_Source records_:
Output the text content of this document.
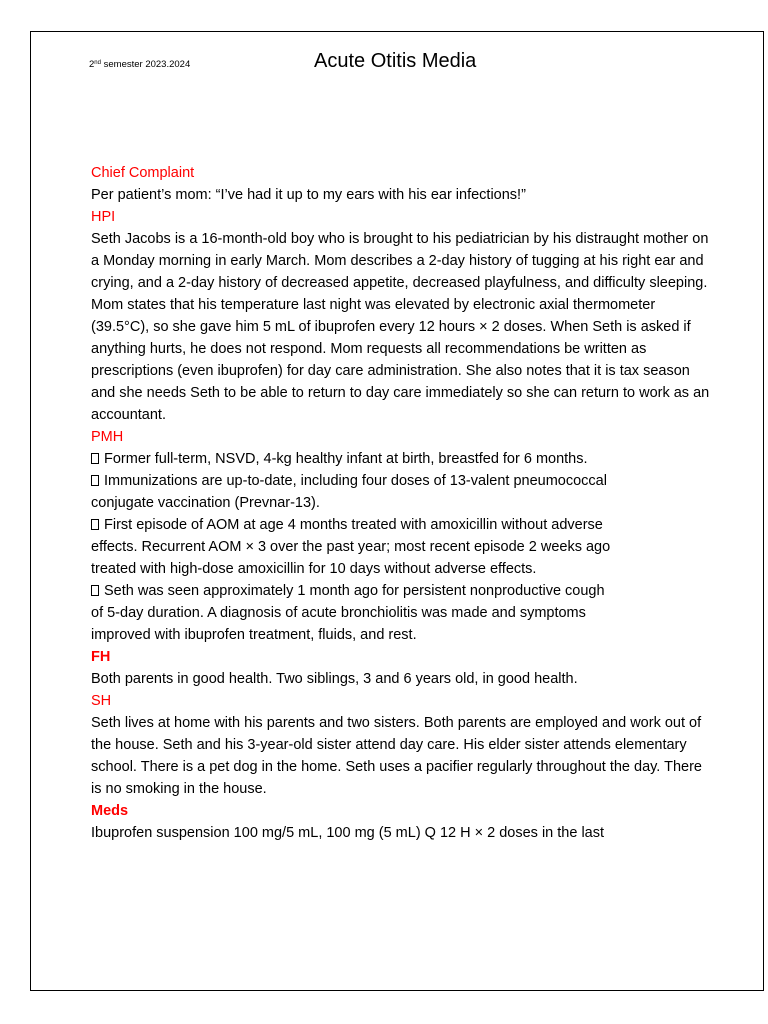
2nd semester 2023.2024	Acute Otitis Media

Chief Complaint

Per patient’s mom: “I’ve had it up to my ears with his ear infections!”

HPI

Seth Jacobs is a 16-month-old boy who is brought to his pediatrician by his distraught mother on a Monday morning in early March. Mom describes a 2-day history of tugging at his right ear and crying, and a 2-day history of decreased appetite, decreased playfulness, and difficulty sleeping. Mom states that his temperature last night was elevated by electronic axial thermometer (39.5°C), so she gave him 5 mL of ibuprofen every 12 hours × 2 doses. When Seth is asked if anything hurts, he does not respond. Mom requests all recommendations be written as prescriptions (even ibuprofen) for day care administration. She also notes that it is tax season and she needs Seth to be able to return to day care immediately so she can return to work as an accountant.

PMH

Former full-term, NSVD, 4-kg healthy infant at birth, breastfed for 6 months.

Immunizations are up-to-date, including four doses of 13-valent pneumococcal conjugate vaccination (Prevnar-13).

First episode of AOM at age 4 months treated with amoxicillin without adverse effects. Recurrent AOM × 3 over the past year; most recent episode 2 weeks ago treated with high-dose amoxicillin for 10 days without adverse effects.

Seth was seen approximately 1 month ago for persistent nonproductive cough of 5-day duration. A diagnosis of acute bronchiolitis was made and symptoms improved with ibuprofen treatment, fluids, and rest.

FH

Both parents in good health. Two siblings, 3 and 6 years old, in good health.

SH

Seth lives at home with his parents and two sisters. Both parents are employed and work out of the house. Seth and his 3-year-old sister attend day care. His elder sister attends elementary school. There is a pet dog in the home. Seth uses a pacifier regularly throughout the day. There is no smoking in the house.

Meds

Ibuprofen suspension 100 mg/5 mL, 100 mg (5 mL) Q 12 H × 2 doses in the last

_Task description_: In how many lines of the data does the string "months" appear? Give only the number.

_Exercise output_: 2